GOAL OF THE EXERCISE ▸ Return every line of the entries below without any alteration, omitting the pictures from your response.

EXTRACTED ENTRIES ▸
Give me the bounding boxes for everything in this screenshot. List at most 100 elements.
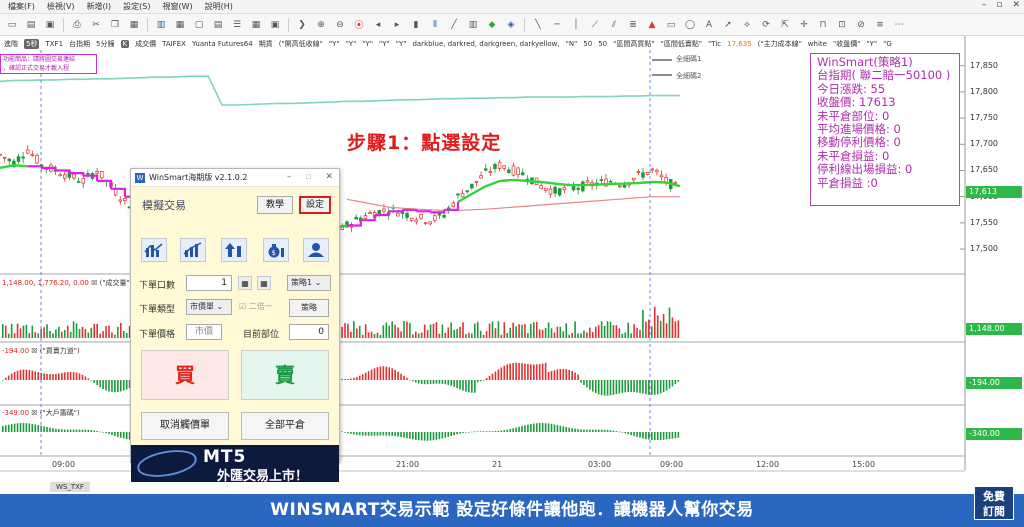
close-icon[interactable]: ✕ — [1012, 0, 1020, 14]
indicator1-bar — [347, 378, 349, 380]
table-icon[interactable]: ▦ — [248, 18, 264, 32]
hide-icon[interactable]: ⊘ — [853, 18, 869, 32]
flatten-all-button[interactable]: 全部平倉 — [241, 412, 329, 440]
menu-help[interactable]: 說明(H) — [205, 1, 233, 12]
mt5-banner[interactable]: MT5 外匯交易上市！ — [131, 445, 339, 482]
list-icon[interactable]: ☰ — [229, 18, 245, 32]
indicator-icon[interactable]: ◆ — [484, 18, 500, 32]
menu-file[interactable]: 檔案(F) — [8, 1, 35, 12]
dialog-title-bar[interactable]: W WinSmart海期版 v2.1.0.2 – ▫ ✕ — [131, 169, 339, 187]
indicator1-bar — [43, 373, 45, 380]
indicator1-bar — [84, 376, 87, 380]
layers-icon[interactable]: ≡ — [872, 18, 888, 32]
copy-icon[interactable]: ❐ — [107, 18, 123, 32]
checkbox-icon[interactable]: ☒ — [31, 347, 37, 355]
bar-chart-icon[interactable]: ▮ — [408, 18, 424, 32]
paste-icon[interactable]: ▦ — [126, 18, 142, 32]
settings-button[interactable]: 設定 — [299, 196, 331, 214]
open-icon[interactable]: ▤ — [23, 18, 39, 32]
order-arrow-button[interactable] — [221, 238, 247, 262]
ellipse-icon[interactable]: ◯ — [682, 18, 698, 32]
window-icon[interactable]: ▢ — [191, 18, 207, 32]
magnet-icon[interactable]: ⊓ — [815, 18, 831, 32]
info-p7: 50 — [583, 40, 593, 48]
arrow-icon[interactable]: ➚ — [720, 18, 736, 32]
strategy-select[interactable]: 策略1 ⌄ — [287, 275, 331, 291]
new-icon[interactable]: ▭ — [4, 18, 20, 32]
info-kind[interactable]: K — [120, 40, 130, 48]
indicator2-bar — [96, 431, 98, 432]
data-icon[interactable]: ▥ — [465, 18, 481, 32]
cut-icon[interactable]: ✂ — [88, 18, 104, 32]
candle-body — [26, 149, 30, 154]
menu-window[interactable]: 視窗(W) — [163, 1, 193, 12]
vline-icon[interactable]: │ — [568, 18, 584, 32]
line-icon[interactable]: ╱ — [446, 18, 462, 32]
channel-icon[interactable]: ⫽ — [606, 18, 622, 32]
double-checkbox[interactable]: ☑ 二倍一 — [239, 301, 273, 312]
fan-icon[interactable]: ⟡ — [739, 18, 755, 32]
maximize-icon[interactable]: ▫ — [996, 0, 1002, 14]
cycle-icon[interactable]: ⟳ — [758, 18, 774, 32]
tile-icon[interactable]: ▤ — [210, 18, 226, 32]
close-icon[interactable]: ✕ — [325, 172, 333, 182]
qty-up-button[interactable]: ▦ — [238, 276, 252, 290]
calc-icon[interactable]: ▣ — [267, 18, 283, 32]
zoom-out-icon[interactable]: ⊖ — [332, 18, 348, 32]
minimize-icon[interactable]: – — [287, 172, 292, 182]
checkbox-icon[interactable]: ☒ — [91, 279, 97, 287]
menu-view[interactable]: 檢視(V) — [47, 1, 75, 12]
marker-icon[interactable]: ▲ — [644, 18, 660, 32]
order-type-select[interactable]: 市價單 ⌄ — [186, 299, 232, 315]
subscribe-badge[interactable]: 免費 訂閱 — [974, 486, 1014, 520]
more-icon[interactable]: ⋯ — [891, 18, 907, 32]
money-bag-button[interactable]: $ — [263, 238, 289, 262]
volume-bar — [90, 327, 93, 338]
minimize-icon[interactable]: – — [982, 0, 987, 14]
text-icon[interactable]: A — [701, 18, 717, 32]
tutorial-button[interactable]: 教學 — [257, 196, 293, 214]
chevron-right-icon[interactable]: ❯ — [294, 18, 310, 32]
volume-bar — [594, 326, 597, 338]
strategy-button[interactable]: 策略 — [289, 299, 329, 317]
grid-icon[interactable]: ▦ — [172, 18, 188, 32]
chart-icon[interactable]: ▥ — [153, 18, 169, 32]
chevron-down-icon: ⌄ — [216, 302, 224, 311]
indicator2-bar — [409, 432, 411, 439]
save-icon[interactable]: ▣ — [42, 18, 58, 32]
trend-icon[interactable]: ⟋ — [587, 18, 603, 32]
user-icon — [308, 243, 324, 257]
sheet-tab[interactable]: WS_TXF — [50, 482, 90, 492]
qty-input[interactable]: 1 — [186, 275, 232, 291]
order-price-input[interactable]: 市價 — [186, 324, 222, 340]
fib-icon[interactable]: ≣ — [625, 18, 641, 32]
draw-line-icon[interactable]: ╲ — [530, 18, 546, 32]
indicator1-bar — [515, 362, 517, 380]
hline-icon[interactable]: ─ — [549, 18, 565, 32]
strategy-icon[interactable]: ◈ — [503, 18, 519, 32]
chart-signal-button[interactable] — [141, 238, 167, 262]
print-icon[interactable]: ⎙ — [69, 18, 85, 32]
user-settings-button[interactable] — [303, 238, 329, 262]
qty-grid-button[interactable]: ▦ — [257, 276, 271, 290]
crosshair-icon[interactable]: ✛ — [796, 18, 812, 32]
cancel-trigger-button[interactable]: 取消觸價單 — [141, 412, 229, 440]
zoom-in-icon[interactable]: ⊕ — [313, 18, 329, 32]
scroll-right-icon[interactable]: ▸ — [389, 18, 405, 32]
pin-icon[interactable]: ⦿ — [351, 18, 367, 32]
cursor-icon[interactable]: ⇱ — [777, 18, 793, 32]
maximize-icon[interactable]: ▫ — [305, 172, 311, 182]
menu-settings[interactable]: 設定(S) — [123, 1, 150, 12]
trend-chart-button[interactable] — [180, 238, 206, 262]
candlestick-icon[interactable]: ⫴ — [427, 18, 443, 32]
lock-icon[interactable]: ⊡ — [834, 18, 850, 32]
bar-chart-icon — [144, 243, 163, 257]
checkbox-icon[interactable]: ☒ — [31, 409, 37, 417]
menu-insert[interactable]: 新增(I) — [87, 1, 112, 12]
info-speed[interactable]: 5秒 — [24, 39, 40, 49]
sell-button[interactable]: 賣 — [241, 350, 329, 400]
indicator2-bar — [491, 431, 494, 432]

WORKED SOLUTION ▸
Give me the bounding boxes for everything in this screenshot. List at most 100 elements.
close-icon[interactable]: ✕ — [1012, 0, 1020, 14]
indicator1-bar — [347, 378, 349, 380]
table-icon[interactable]: ▦ — [248, 18, 264, 32]
hide-icon[interactable]: ⊘ — [853, 18, 869, 32]
flatten-all-button[interactable]: 全部平倉 — [241, 412, 329, 440]
menu-help[interactable]: 說明(H) — [205, 1, 233, 12]
mt5-banner[interactable]: MT5 外匯交易上市！ — [131, 445, 339, 482]
list-icon[interactable]: ☰ — [229, 18, 245, 32]
indicator-icon[interactable]: ◆ — [484, 18, 500, 32]
menu-file[interactable]: 檔案(F) — [8, 1, 35, 12]
dialog-title-bar[interactable]: W WinSmart海期版 v2.1.0.2 – ▫ ✕ — [131, 169, 339, 187]
indicator1-bar — [43, 373, 45, 380]
indicator1-bar — [84, 376, 87, 380]
layers-icon[interactable]: ≡ — [872, 18, 888, 32]
copy-icon[interactable]: ❐ — [107, 18, 123, 32]
checkbox-icon[interactable]: ☒ — [31, 347, 37, 355]
bar-chart-icon[interactable]: ▮ — [408, 18, 424, 32]
paste-icon[interactable]: ▦ — [126, 18, 142, 32]
settings-button[interactable]: 設定 — [299, 196, 331, 214]
open-icon[interactable]: ▤ — [23, 18, 39, 32]
order-arrow-button[interactable] — [221, 238, 247, 262]
ellipse-icon[interactable]: ◯ — [682, 18, 698, 32]
window-icon[interactable]: ▢ — [191, 18, 207, 32]
magnet-icon[interactable]: ⊓ — [815, 18, 831, 32]
info-p7: 50 — [583, 40, 593, 48]
arrow-icon[interactable]: ➚ — [720, 18, 736, 32]
strategy-select[interactable]: 策略1 ⌄ — [287, 275, 331, 291]
new-icon[interactable]: ▭ — [4, 18, 20, 32]
info-kind[interactable]: K — [120, 40, 130, 48]
indicator2-bar — [96, 431, 98, 432]
data-icon[interactable]: ▥ — [465, 18, 481, 32]
cut-icon[interactable]: ✂ — [88, 18, 104, 32]
candle-body — [26, 149, 30, 154]
menu-window[interactable]: 視窗(W) — [163, 1, 193, 12]
vline-icon[interactable]: │ — [568, 18, 584, 32]
line-icon[interactable]: ╱ — [446, 18, 462, 32]
channel-icon[interactable]: ⫽ — [606, 18, 622, 32]
double-checkbox[interactable]: ☑ 二倍一 — [239, 301, 273, 312]
fan-icon[interactable]: ⟡ — [739, 18, 755, 32]
maximize-icon[interactable]: ▫ — [996, 0, 1002, 14]
cycle-icon[interactable]: ⟳ — [758, 18, 774, 32]
tile-icon[interactable]: ▤ — [210, 18, 226, 32]
close-icon[interactable]: ✕ — [325, 172, 333, 182]
qty-up-button[interactable]: ▦ — [238, 276, 252, 290]
calc-icon[interactable]: ▣ — [267, 18, 283, 32]
zoom-out-icon[interactable]: ⊖ — [332, 18, 348, 32]
minimize-icon[interactable]: – — [287, 172, 292, 182]
checkbox-icon[interactable]: ☒ — [91, 279, 97, 287]
menu-view[interactable]: 檢視(V) — [47, 1, 75, 12]
marker-icon[interactable]: ▲ — [644, 18, 660, 32]
order-type-select[interactable]: 市價單 ⌄ — [186, 299, 232, 315]
subscribe-badge[interactable]: 免費 訂閱 — [974, 486, 1014, 520]
more-icon[interactable]: ⋯ — [891, 18, 907, 32]
money-bag-button[interactable]: $ — [263, 238, 289, 262]
volume-bar — [90, 327, 93, 338]
minimize-icon[interactable]: – — [982, 0, 987, 14]
text-icon[interactable]: A — [701, 18, 717, 32]
tutorial-button[interactable]: 教學 — [257, 196, 293, 214]
chevron-right-icon[interactable]: ❯ — [294, 18, 310, 32]
volume-bar — [594, 326, 597, 338]
strategy-button[interactable]: 策略 — [289, 299, 329, 317]
grid-icon[interactable]: ▦ — [172, 18, 188, 32]
chart-icon[interactable]: ▥ — [153, 18, 169, 32]
chevron-down-icon: ⌄ — [216, 302, 224, 311]
indicator2-bar — [409, 432, 411, 439]
save-icon[interactable]: ▣ — [42, 18, 58, 32]
trend-icon[interactable]: ⟋ — [587, 18, 603, 32]
user-icon — [308, 243, 324, 257]
sheet-tab[interactable]: WS_TXF — [50, 482, 90, 492]
qty-input[interactable]: 1 — [186, 275, 232, 291]
order-price-input[interactable]: 市價 — [186, 324, 222, 340]
fib-icon[interactable]: ≣ — [625, 18, 641, 32]
draw-line-icon[interactable]: ╲ — [530, 18, 546, 32]
indicator1-bar — [515, 362, 517, 380]
hline-icon[interactable]: ─ — [549, 18, 565, 32]
strategy-icon[interactable]: ◈ — [503, 18, 519, 32]
chart-signal-button[interactable] — [141, 238, 167, 262]
print-icon[interactable]: ⎙ — [69, 18, 85, 32]
user-settings-button[interactable] — [303, 238, 329, 262]
qty-grid-button[interactable]: ▦ — [257, 276, 271, 290]
crosshair-icon[interactable]: ✛ — [796, 18, 812, 32]
cancel-trigger-button[interactable]: 取消觸價單 — [141, 412, 229, 440]
zoom-in-icon[interactable]: ⊕ — [313, 18, 329, 32]
scroll-right-icon[interactable]: ▸ — [389, 18, 405, 32]
pin-icon[interactable]: ⦿ — [351, 18, 367, 32]
cursor-icon[interactable]: ⇱ — [777, 18, 793, 32]
maximize-icon[interactable]: ▫ — [305, 172, 311, 182]
menu-settings[interactable]: 設定(S) — [123, 1, 150, 12]
trend-chart-button[interactable] — [180, 238, 206, 262]
candlestick-icon[interactable]: ⫴ — [427, 18, 443, 32]
lock-icon[interactable]: ⊡ — [834, 18, 850, 32]
bar-chart-icon — [144, 243, 163, 257]
checkbox-icon[interactable]: ☒ — [31, 409, 37, 417]
menu-insert[interactable]: 新增(I) — [87, 1, 112, 12]
info-speed[interactable]: 5秒 — [24, 39, 40, 49]
sell-button[interactable]: 賣 — [241, 350, 329, 400]
indicator2-bar — [491, 431, 494, 432]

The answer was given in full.